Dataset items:
####
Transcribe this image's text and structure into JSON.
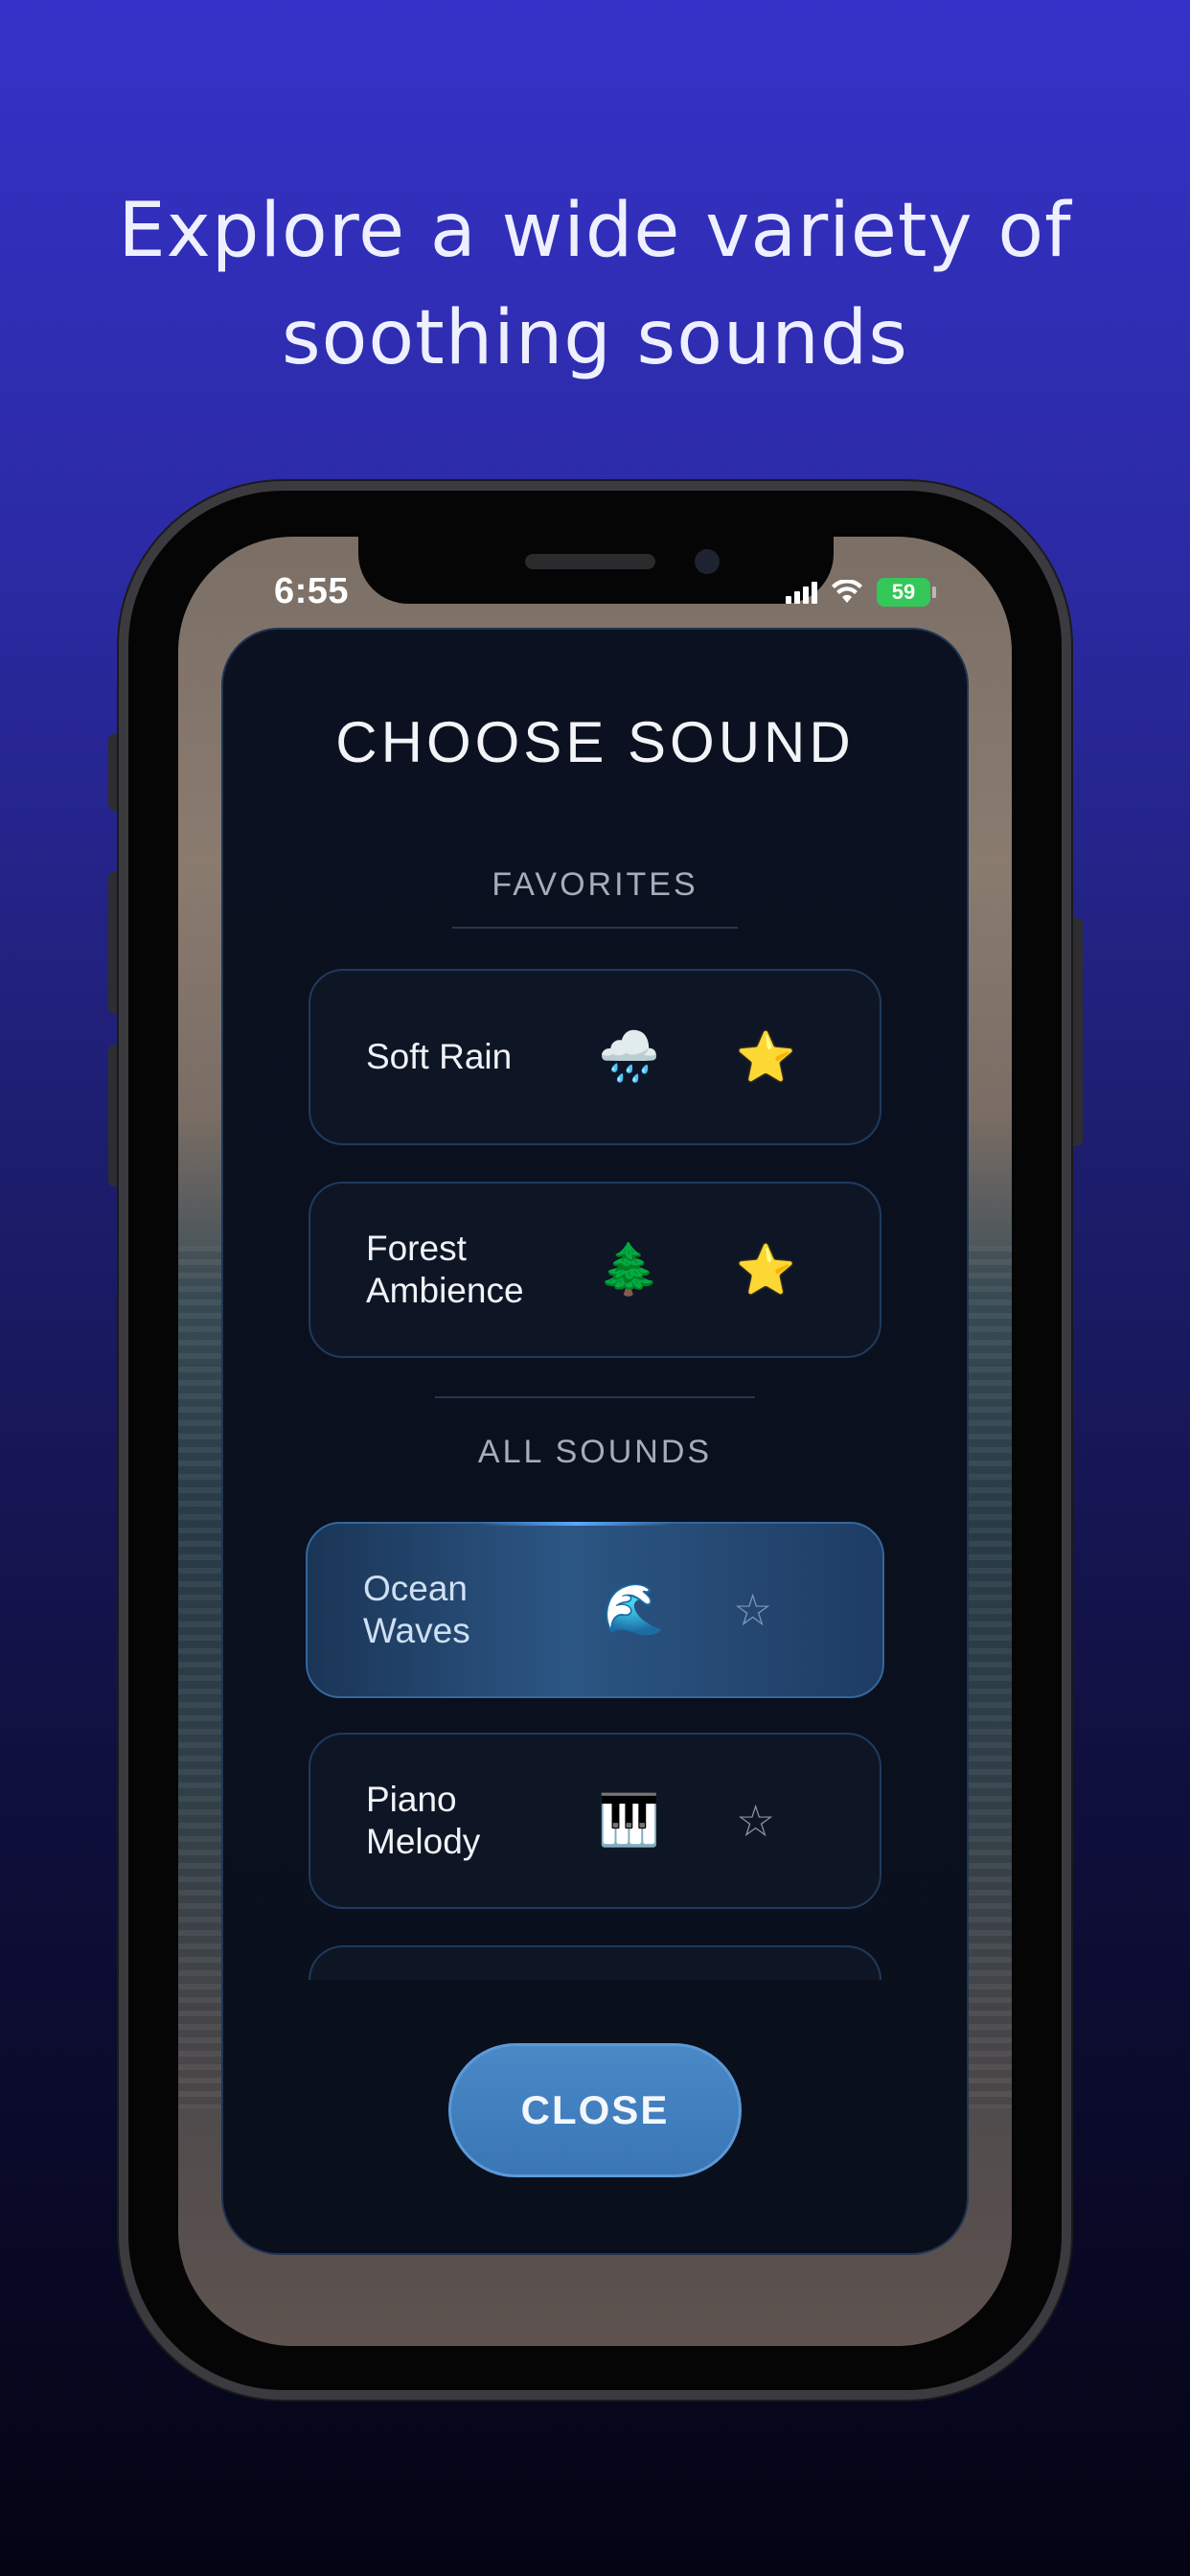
{
  "headline": {
    "line1": "Explore a wide variety of",
    "line2": "soothing sounds"
  },
  "status_bar": {
    "time": "6:55",
    "battery": "59",
    "icons": [
      "signal-icon",
      "wifi-icon",
      "battery-icon"
    ]
  },
  "modal": {
    "title": "CHOOSE SOUND",
    "favorites_label": "FAVORITES",
    "all_sounds_label": "ALL SOUNDS",
    "close_label": "CLOSE"
  },
  "favorites": [
    {
      "name": "Soft Rain",
      "emoji": "🌧️",
      "star": "⭐",
      "favorited": true
    },
    {
      "name": "Forest Ambience",
      "emoji": "🌲",
      "star": "⭐",
      "favorited": true
    }
  ],
  "all_sounds": [
    {
      "name": "Ocean Waves",
      "emoji": "🌊",
      "star": "☆",
      "favorited": false,
      "selected": true
    },
    {
      "name": "Piano Melody",
      "emoji": "🎹",
      "star": "☆",
      "favorited": false,
      "selected": false
    }
  ],
  "colors": {
    "accent": "#3a76b6",
    "background_top": "#3532c9",
    "card_border": "#1f3a5c"
  }
}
####
• GOAL: Every entry must be reproduced exactly, with the images left out.

• EXPECTED OUTPUT:
Transcribe this image's text and structure into JSON.
{
  "headline": {
    "line1": "Explore a wide variety of",
    "line2": "soothing sounds"
  },
  "status_bar": {
    "time": "6:55",
    "battery": "59",
    "icons": [
      "signal-icon",
      "wifi-icon",
      "battery-icon"
    ]
  },
  "modal": {
    "title": "CHOOSE SOUND",
    "favorites_label": "FAVORITES",
    "all_sounds_label": "ALL SOUNDS",
    "close_label": "CLOSE"
  },
  "favorites": [
    {
      "name": "Soft Rain",
      "emoji": "🌧️",
      "star": "⭐",
      "favorited": true
    },
    {
      "name": "Forest Ambience",
      "emoji": "🌲",
      "star": "⭐",
      "favorited": true
    }
  ],
  "all_sounds": [
    {
      "name": "Ocean Waves",
      "emoji": "🌊",
      "star": "☆",
      "favorited": false,
      "selected": true
    },
    {
      "name": "Piano Melody",
      "emoji": "🎹",
      "star": "☆",
      "favorited": false,
      "selected": false
    }
  ],
  "colors": {
    "accent": "#3a76b6",
    "background_top": "#3532c9",
    "card_border": "#1f3a5c"
  }
}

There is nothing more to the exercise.